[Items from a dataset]
........

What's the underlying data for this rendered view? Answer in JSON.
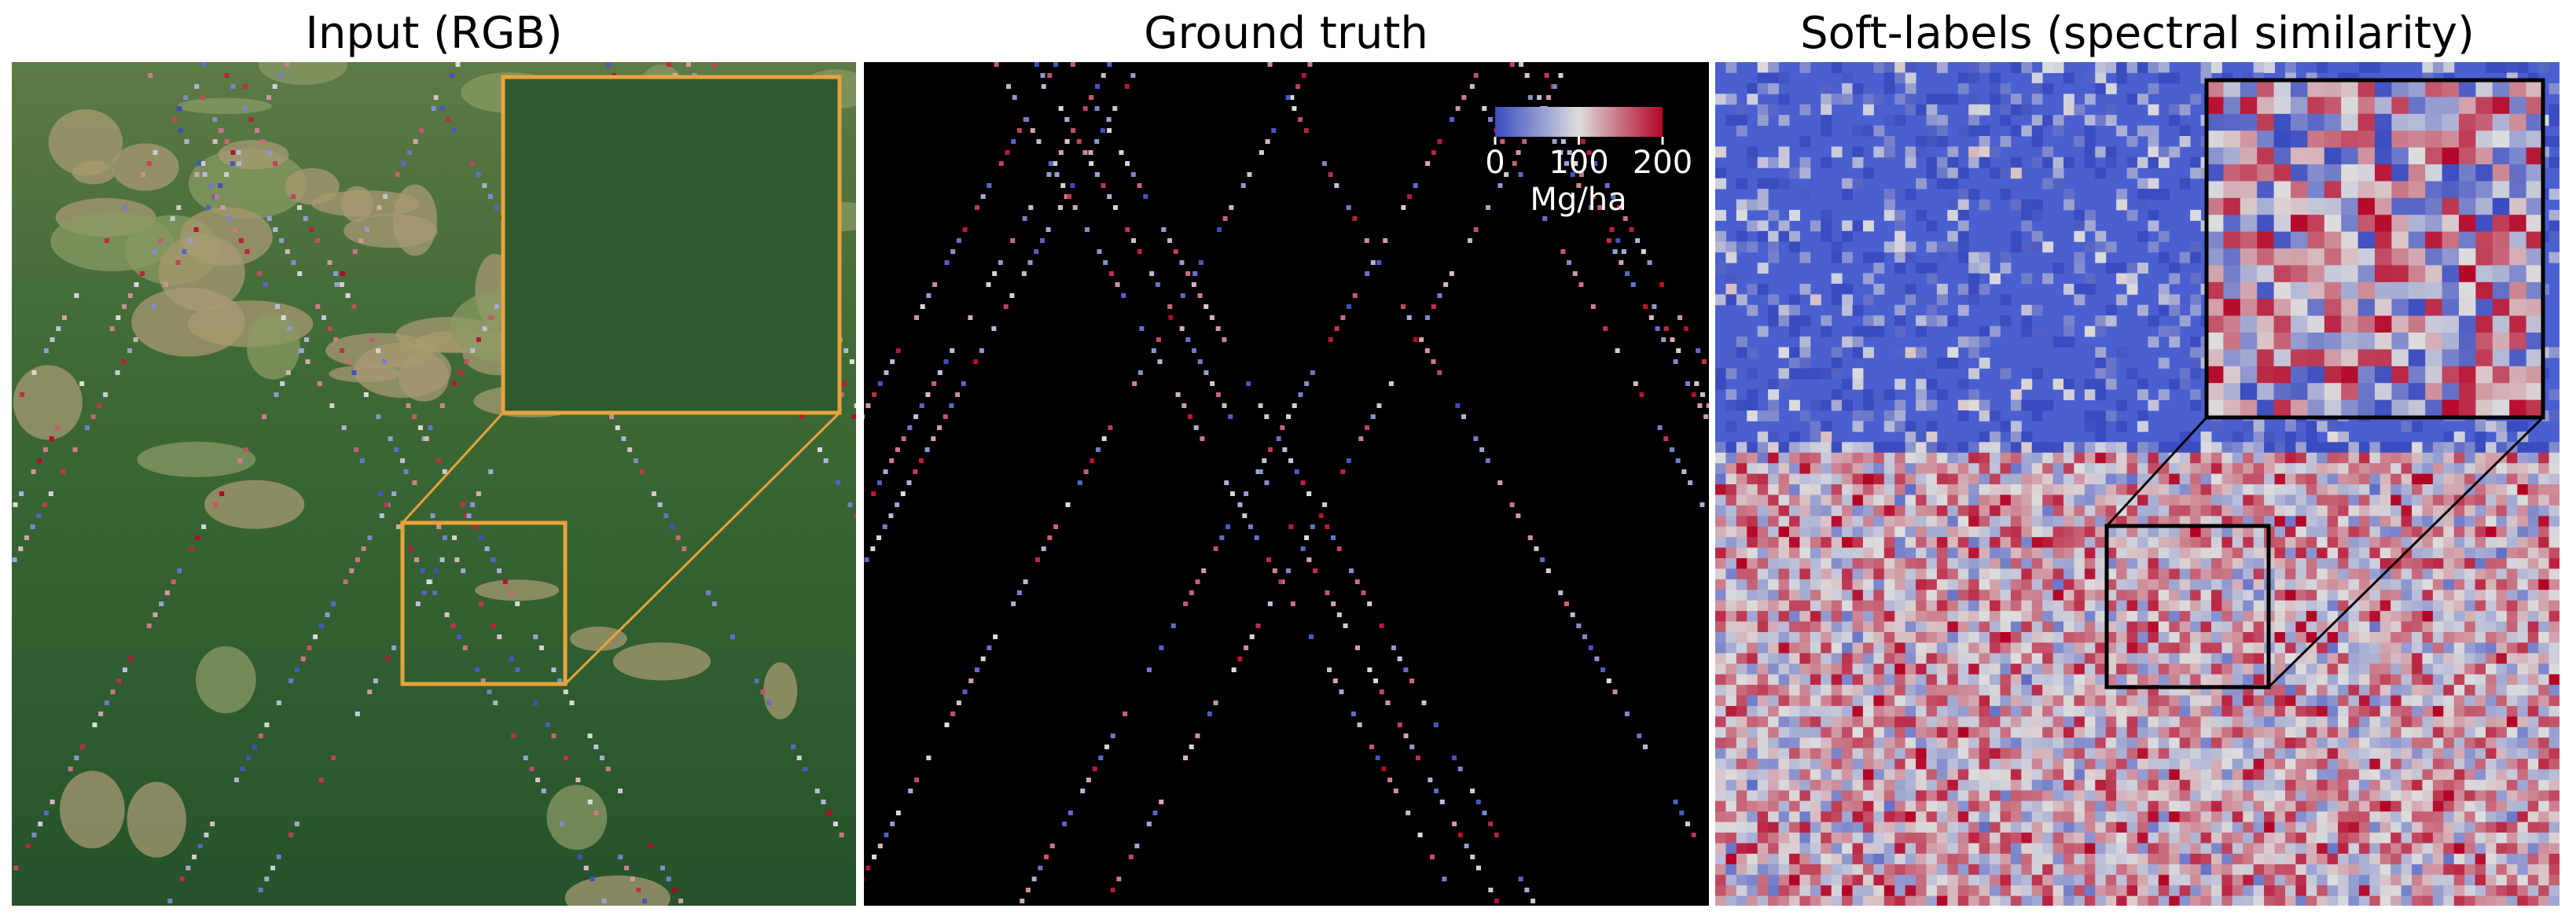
{
  "panels": [
    {
      "title": "Input (RGB)"
    },
    {
      "title": "Ground truth"
    },
    {
      "title": "Soft-labels (spectral similarity)"
    }
  ],
  "colorbar": {
    "label": "Mg/ha",
    "lim": [
      0,
      200
    ],
    "ticks": [
      0,
      100,
      200
    ]
  }
}
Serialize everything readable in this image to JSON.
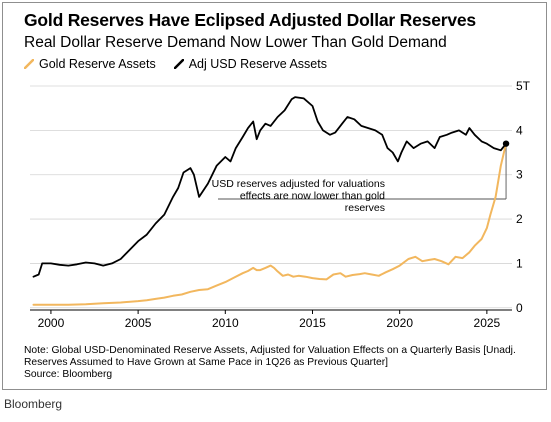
{
  "chart_data": {
    "type": "line",
    "title": "Gold Reserves Have Eclipsed Adjusted Dollar Reserves",
    "subtitle": "Real Dollar Reserve Demand Now Lower Than Gold Demand",
    "y_unit_suffix": "T",
    "xlim": [
      1998.8,
      2026.9
    ],
    "ylim": [
      -0.05,
      5.0
    ],
    "x_ticks": [
      2000,
      2005,
      2010,
      2015,
      2020,
      2025
    ],
    "y_ticks": [
      0,
      1,
      2,
      3,
      4,
      5
    ],
    "grid": true,
    "legend_position": "top-left",
    "series": [
      {
        "name": "Gold Reserve Assets",
        "color": "#f2b75e",
        "points": [
          [
            1999.0,
            0.07
          ],
          [
            2000.0,
            0.07
          ],
          [
            2001.0,
            0.07
          ],
          [
            2002.0,
            0.08
          ],
          [
            2003.0,
            0.1
          ],
          [
            2004.0,
            0.12
          ],
          [
            2005.0,
            0.15
          ],
          [
            2005.5,
            0.17
          ],
          [
            2006.0,
            0.2
          ],
          [
            2006.5,
            0.23
          ],
          [
            2007.0,
            0.27
          ],
          [
            2007.5,
            0.3
          ],
          [
            2008.0,
            0.36
          ],
          [
            2008.5,
            0.4
          ],
          [
            2009.0,
            0.42
          ],
          [
            2009.5,
            0.5
          ],
          [
            2010.0,
            0.58
          ],
          [
            2010.5,
            0.68
          ],
          [
            2011.0,
            0.78
          ],
          [
            2011.3,
            0.83
          ],
          [
            2011.6,
            0.9
          ],
          [
            2011.8,
            0.85
          ],
          [
            2012.0,
            0.85
          ],
          [
            2012.3,
            0.9
          ],
          [
            2012.6,
            0.95
          ],
          [
            2012.8,
            0.9
          ],
          [
            2013.0,
            0.82
          ],
          [
            2013.3,
            0.72
          ],
          [
            2013.6,
            0.75
          ],
          [
            2013.9,
            0.7
          ],
          [
            2014.2,
            0.72
          ],
          [
            2014.6,
            0.7
          ],
          [
            2015.0,
            0.67
          ],
          [
            2015.4,
            0.65
          ],
          [
            2015.8,
            0.64
          ],
          [
            2016.2,
            0.75
          ],
          [
            2016.6,
            0.78
          ],
          [
            2016.9,
            0.7
          ],
          [
            2017.3,
            0.74
          ],
          [
            2017.7,
            0.76
          ],
          [
            2018.0,
            0.78
          ],
          [
            2018.4,
            0.75
          ],
          [
            2018.8,
            0.72
          ],
          [
            2019.2,
            0.8
          ],
          [
            2019.6,
            0.87
          ],
          [
            2020.0,
            0.95
          ],
          [
            2020.5,
            1.1
          ],
          [
            2020.9,
            1.15
          ],
          [
            2021.3,
            1.05
          ],
          [
            2021.7,
            1.08
          ],
          [
            2022.0,
            1.1
          ],
          [
            2022.4,
            1.05
          ],
          [
            2022.8,
            0.98
          ],
          [
            2023.2,
            1.15
          ],
          [
            2023.6,
            1.12
          ],
          [
            2024.0,
            1.25
          ],
          [
            2024.3,
            1.4
          ],
          [
            2024.7,
            1.55
          ],
          [
            2025.0,
            1.8
          ],
          [
            2025.2,
            2.1
          ],
          [
            2025.5,
            2.5
          ],
          [
            2025.8,
            3.2
          ],
          [
            2026.1,
            3.7
          ]
        ]
      },
      {
        "name": "Adj USD Reserve Assets",
        "color": "#000000",
        "points": [
          [
            1999.0,
            0.7
          ],
          [
            1999.3,
            0.75
          ],
          [
            1999.5,
            1.0
          ],
          [
            2000.0,
            1.0
          ],
          [
            2000.5,
            0.97
          ],
          [
            2001.0,
            0.95
          ],
          [
            2001.5,
            0.98
          ],
          [
            2002.0,
            1.02
          ],
          [
            2002.5,
            1.0
          ],
          [
            2003.0,
            0.95
          ],
          [
            2003.5,
            1.0
          ],
          [
            2004.0,
            1.1
          ],
          [
            2004.5,
            1.3
          ],
          [
            2005.0,
            1.5
          ],
          [
            2005.5,
            1.65
          ],
          [
            2006.0,
            1.9
          ],
          [
            2006.5,
            2.1
          ],
          [
            2007.0,
            2.5
          ],
          [
            2007.3,
            2.7
          ],
          [
            2007.6,
            3.05
          ],
          [
            2008.0,
            3.15
          ],
          [
            2008.2,
            3.0
          ],
          [
            2008.5,
            2.5
          ],
          [
            2009.0,
            2.8
          ],
          [
            2009.5,
            3.2
          ],
          [
            2010.0,
            3.4
          ],
          [
            2010.3,
            3.3
          ],
          [
            2010.6,
            3.6
          ],
          [
            2011.0,
            3.85
          ],
          [
            2011.3,
            4.05
          ],
          [
            2011.6,
            4.2
          ],
          [
            2011.8,
            3.8
          ],
          [
            2012.0,
            4.0
          ],
          [
            2012.3,
            4.15
          ],
          [
            2012.6,
            4.1
          ],
          [
            2013.0,
            4.3
          ],
          [
            2013.4,
            4.45
          ],
          [
            2013.8,
            4.7
          ],
          [
            2014.0,
            4.75
          ],
          [
            2014.5,
            4.72
          ],
          [
            2015.0,
            4.55
          ],
          [
            2015.3,
            4.2
          ],
          [
            2015.6,
            4.0
          ],
          [
            2016.0,
            3.9
          ],
          [
            2016.3,
            3.95
          ],
          [
            2016.7,
            4.15
          ],
          [
            2017.0,
            4.3
          ],
          [
            2017.4,
            4.25
          ],
          [
            2017.8,
            4.1
          ],
          [
            2018.2,
            4.05
          ],
          [
            2018.6,
            4.0
          ],
          [
            2019.0,
            3.9
          ],
          [
            2019.3,
            3.6
          ],
          [
            2019.6,
            3.5
          ],
          [
            2019.9,
            3.3
          ],
          [
            2020.1,
            3.5
          ],
          [
            2020.4,
            3.75
          ],
          [
            2020.8,
            3.6
          ],
          [
            2021.2,
            3.7
          ],
          [
            2021.6,
            3.75
          ],
          [
            2022.0,
            3.6
          ],
          [
            2022.3,
            3.85
          ],
          [
            2022.7,
            3.9
          ],
          [
            2023.0,
            3.95
          ],
          [
            2023.4,
            4.0
          ],
          [
            2023.8,
            3.9
          ],
          [
            2024.0,
            4.05
          ],
          [
            2024.3,
            3.9
          ],
          [
            2024.7,
            3.75
          ],
          [
            2025.0,
            3.7
          ],
          [
            2025.4,
            3.6
          ],
          [
            2025.8,
            3.55
          ],
          [
            2026.1,
            3.7
          ]
        ]
      }
    ],
    "annotation": {
      "lines": [
        "USD reserves adjusted for valuations",
        "effects are now lower than gold",
        "reserves"
      ],
      "point": [
        2026.1,
        3.7
      ]
    }
  },
  "note": {
    "lines": [
      "Note: Global USD-Denominated Reserve Assets, Adjusted for Valuation Effects on a Quarterly Basis [Unadj.",
      "Reserves Assumed to Have Grown at Same Pace in 1Q26 as Previous Quarter]",
      "Source: Bloomberg"
    ]
  },
  "brand": "Bloomberg"
}
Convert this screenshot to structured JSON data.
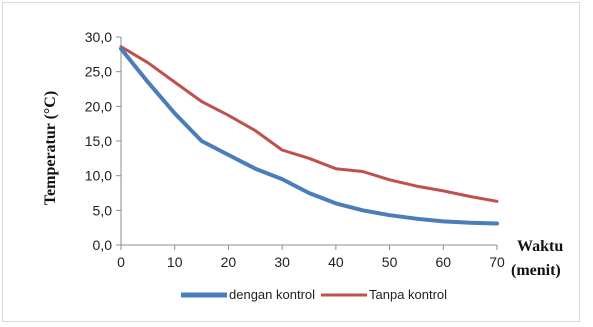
{
  "chart_data": {
    "type": "line",
    "title": "",
    "xlabel": "Waktu",
    "xlabel_unit": "(menit)",
    "ylabel": "Temperatur (°C)",
    "xlim": [
      0,
      70
    ],
    "ylim": [
      0,
      30
    ],
    "x_ticks": [
      "0",
      "10",
      "20",
      "30",
      "40",
      "50",
      "60",
      "70"
    ],
    "y_ticks": [
      "0,0",
      "5,0",
      "10,0",
      "15,0",
      "20,0",
      "25,0",
      "30,0"
    ],
    "grid": false,
    "legend_position": "bottom",
    "series": [
      {
        "name": "dengan kontrol",
        "color": "#4a7ebb",
        "x": [
          0,
          5,
          10,
          15,
          20,
          25,
          30,
          35,
          40,
          45,
          50,
          55,
          60,
          65,
          70
        ],
        "y": [
          28.3,
          23.5,
          19.0,
          15.0,
          13.0,
          11.0,
          9.5,
          7.5,
          6.0,
          5.0,
          4.3,
          3.8,
          3.4,
          3.2,
          3.1
        ]
      },
      {
        "name": "Tanpa kontrol",
        "color": "#c0504d",
        "x": [
          0,
          5,
          10,
          15,
          20,
          25,
          30,
          35,
          40,
          45,
          50,
          55,
          60,
          65,
          70
        ],
        "y": [
          28.6,
          26.3,
          23.5,
          20.7,
          18.7,
          16.5,
          13.7,
          12.5,
          11.0,
          10.6,
          9.4,
          8.5,
          7.8,
          7.0,
          6.3
        ]
      }
    ]
  }
}
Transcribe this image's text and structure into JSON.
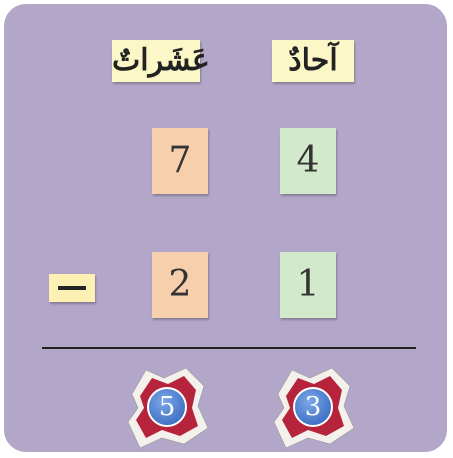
{
  "headers": {
    "tens": "عَشَراتٌ",
    "ones": "آحادٌ"
  },
  "rows": [
    [
      "7",
      "4"
    ],
    [
      "2",
      "1"
    ]
  ],
  "result": [
    "5",
    "3"
  ]
}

........

Directive: Which lines include the word "name"? List them all.

Answer:
        "name": "Gold Reserve Assets",
        "name": "Adj USD Reserve Assets",
        "name": "dengan kontrol",
        "name": "Tanpa kontrol",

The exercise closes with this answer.